- _What you have to do_
Each line below either holds the string "Brackish" or doesn't. Count those that do and give only the number.

- _Data for this exercise_
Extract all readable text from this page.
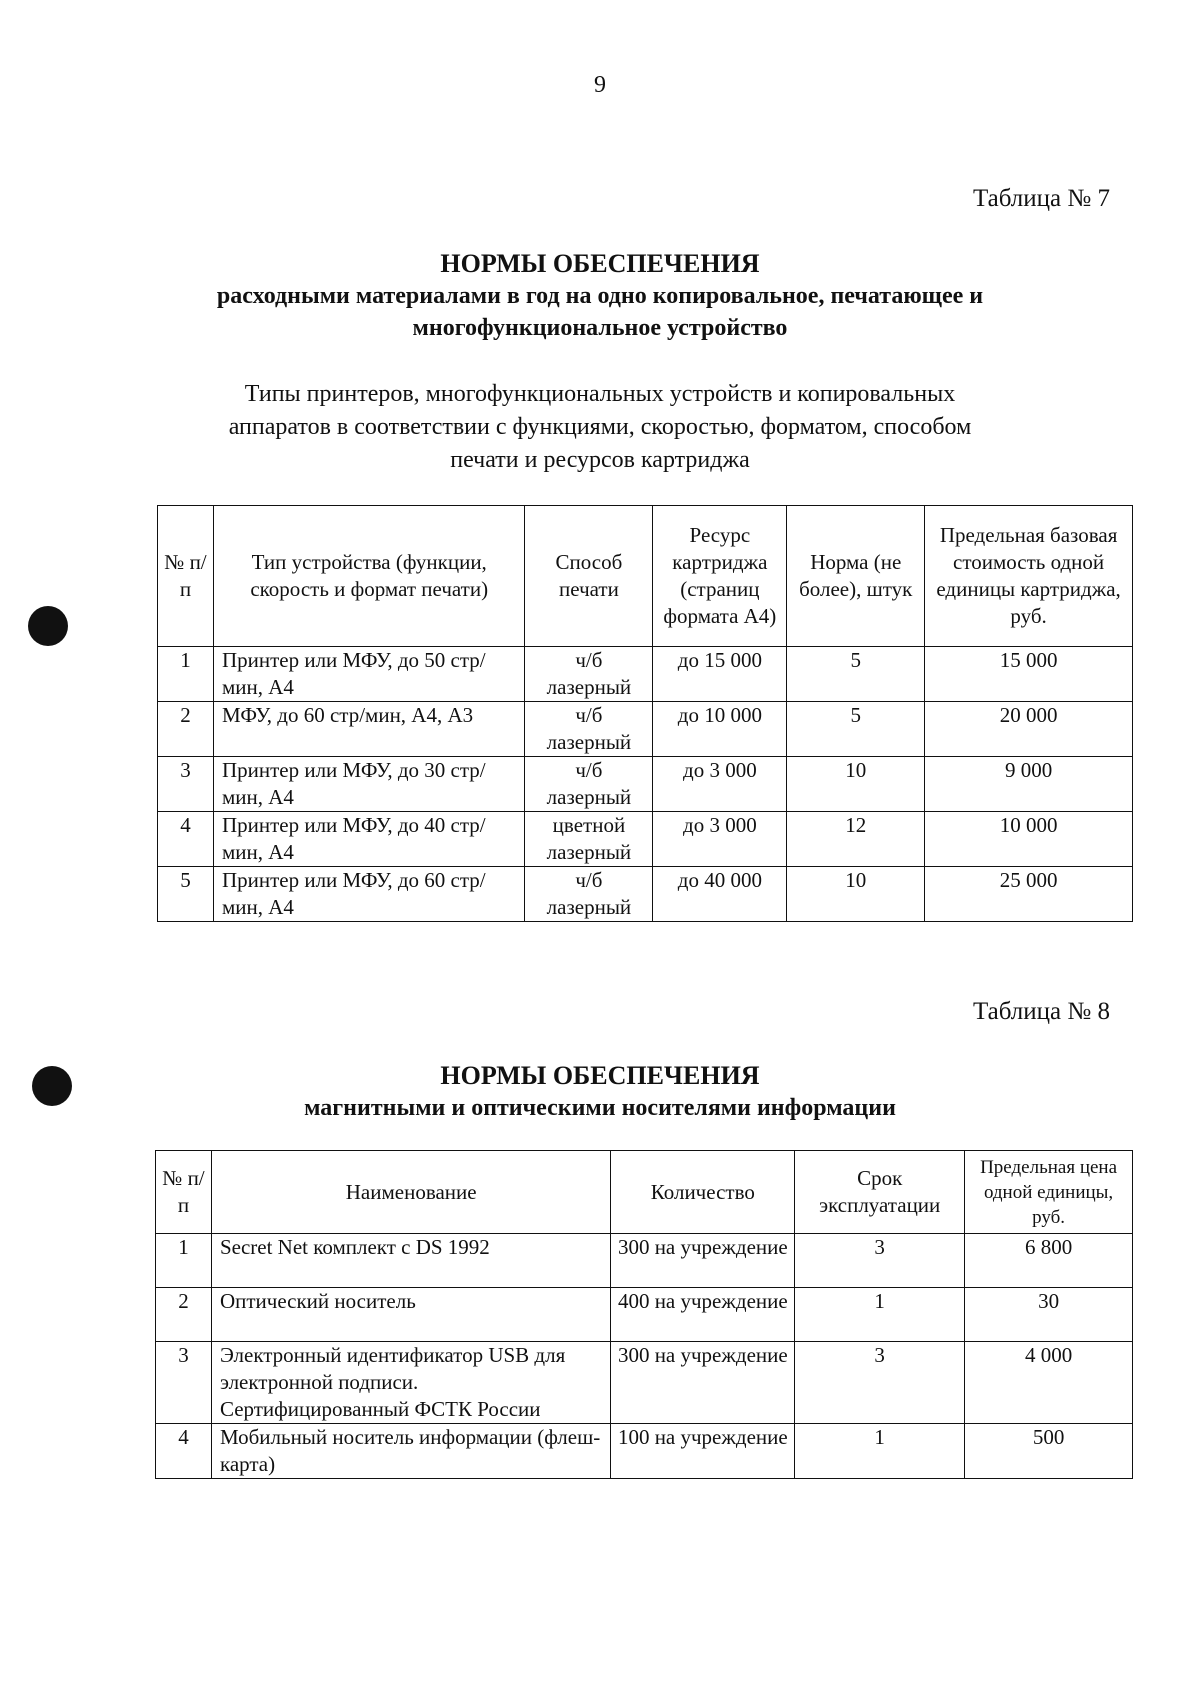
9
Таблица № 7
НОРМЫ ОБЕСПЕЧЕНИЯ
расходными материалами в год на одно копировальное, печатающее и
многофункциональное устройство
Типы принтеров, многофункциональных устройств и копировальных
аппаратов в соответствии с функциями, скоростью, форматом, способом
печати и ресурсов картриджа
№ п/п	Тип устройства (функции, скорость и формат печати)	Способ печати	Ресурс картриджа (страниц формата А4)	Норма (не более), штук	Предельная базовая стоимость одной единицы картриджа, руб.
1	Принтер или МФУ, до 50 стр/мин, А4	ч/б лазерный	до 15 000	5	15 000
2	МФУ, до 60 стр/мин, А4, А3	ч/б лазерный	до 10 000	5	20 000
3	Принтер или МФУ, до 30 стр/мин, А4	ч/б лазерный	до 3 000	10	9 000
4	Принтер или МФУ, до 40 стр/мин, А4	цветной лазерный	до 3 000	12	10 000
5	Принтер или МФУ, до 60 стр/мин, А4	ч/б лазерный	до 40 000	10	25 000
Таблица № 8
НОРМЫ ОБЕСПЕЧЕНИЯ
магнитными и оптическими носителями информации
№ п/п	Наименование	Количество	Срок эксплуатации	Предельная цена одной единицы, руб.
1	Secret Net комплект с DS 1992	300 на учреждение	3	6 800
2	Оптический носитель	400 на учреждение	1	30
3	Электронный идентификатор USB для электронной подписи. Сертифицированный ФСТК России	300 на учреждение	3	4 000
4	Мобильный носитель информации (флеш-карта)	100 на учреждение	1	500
--
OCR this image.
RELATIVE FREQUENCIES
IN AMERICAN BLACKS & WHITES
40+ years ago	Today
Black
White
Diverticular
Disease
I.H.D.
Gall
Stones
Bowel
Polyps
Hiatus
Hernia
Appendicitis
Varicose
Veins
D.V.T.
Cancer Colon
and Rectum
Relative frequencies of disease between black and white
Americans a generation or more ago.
==
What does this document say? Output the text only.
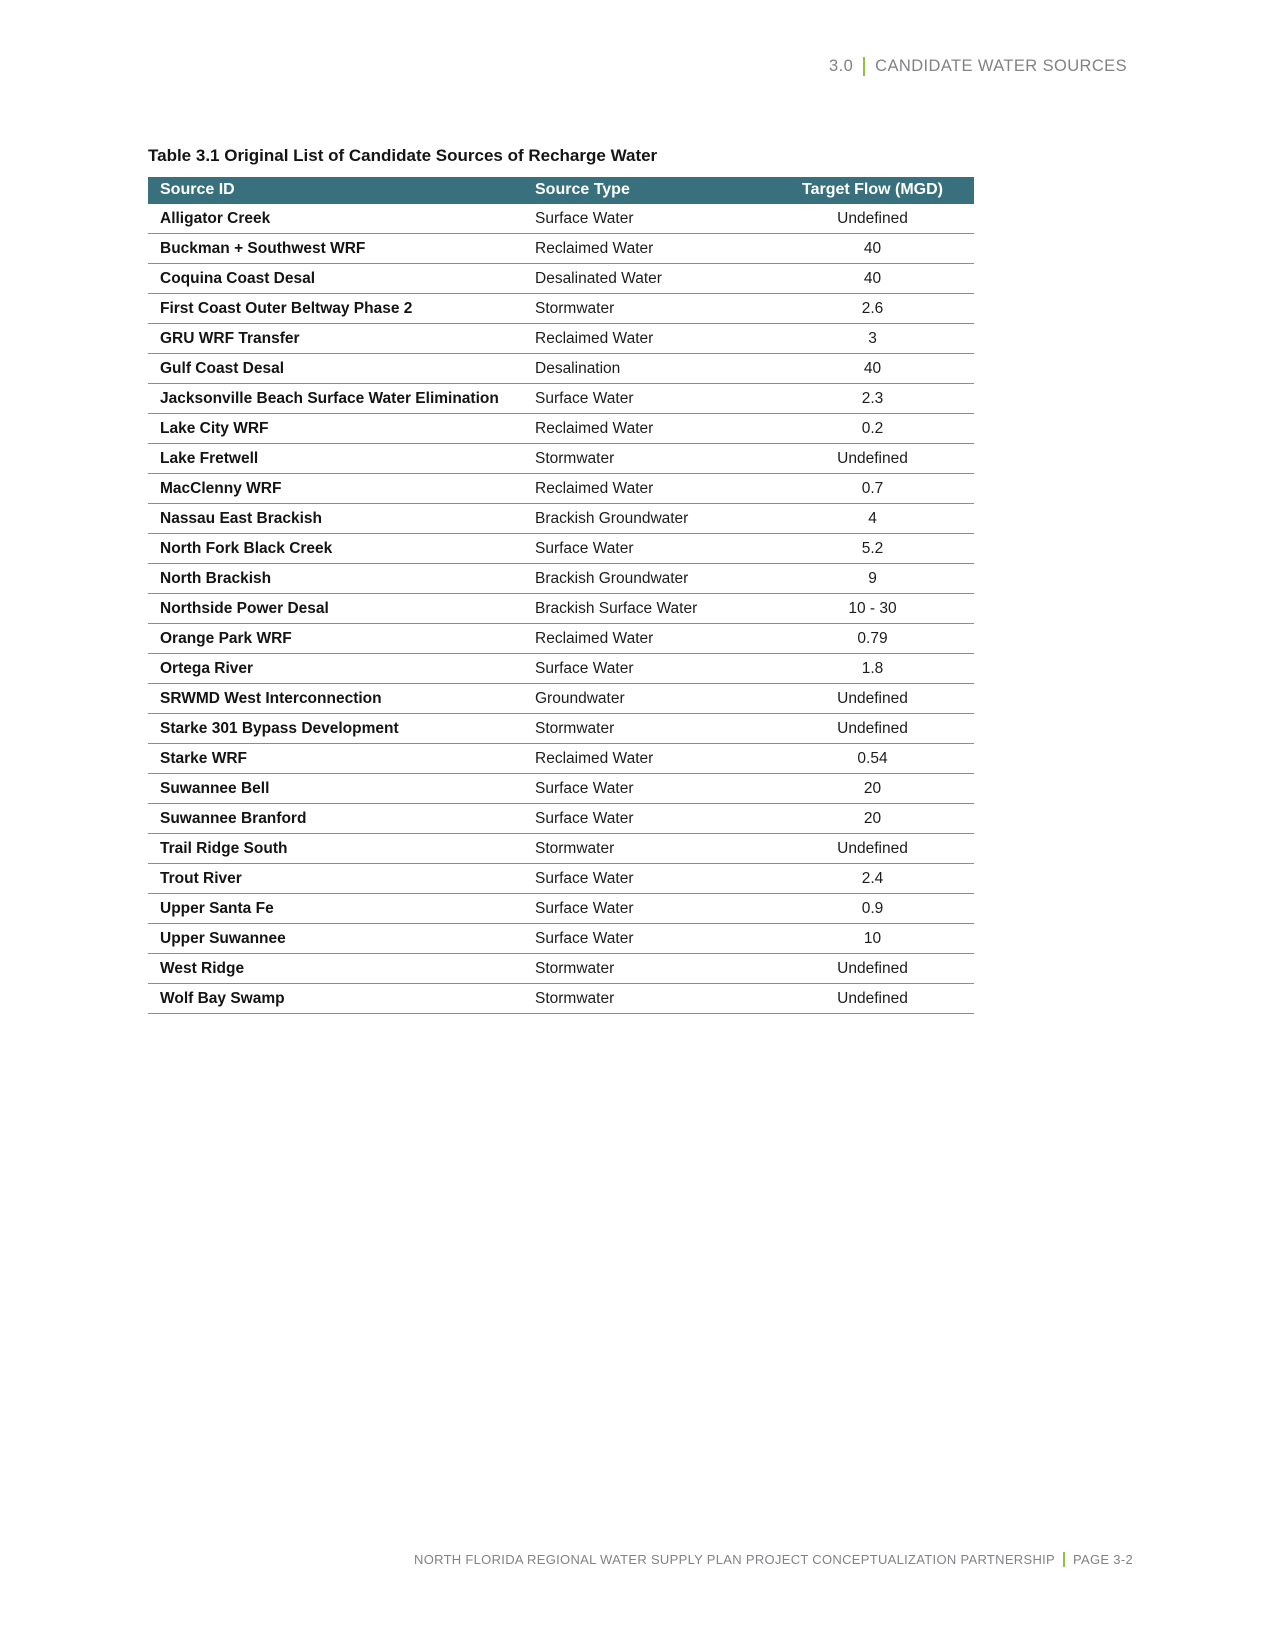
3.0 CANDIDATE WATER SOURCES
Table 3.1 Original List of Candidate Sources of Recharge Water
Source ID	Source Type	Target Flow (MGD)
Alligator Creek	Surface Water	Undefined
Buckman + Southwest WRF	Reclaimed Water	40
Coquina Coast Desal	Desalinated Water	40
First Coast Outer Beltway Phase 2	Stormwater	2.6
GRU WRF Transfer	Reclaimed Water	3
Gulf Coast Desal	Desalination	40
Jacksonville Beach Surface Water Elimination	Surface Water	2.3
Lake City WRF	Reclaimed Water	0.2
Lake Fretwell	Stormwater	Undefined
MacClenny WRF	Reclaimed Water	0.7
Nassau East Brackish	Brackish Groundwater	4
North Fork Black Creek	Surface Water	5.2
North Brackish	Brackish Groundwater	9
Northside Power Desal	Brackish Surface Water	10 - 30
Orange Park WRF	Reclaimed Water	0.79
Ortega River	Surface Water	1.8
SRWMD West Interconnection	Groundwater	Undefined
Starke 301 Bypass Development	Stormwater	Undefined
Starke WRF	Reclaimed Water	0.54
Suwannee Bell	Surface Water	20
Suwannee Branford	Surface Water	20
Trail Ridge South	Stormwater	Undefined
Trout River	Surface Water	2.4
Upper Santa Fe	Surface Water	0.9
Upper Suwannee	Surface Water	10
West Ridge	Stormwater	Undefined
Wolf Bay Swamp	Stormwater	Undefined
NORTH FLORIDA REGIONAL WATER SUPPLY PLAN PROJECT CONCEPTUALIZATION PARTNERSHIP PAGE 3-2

- _The response_
3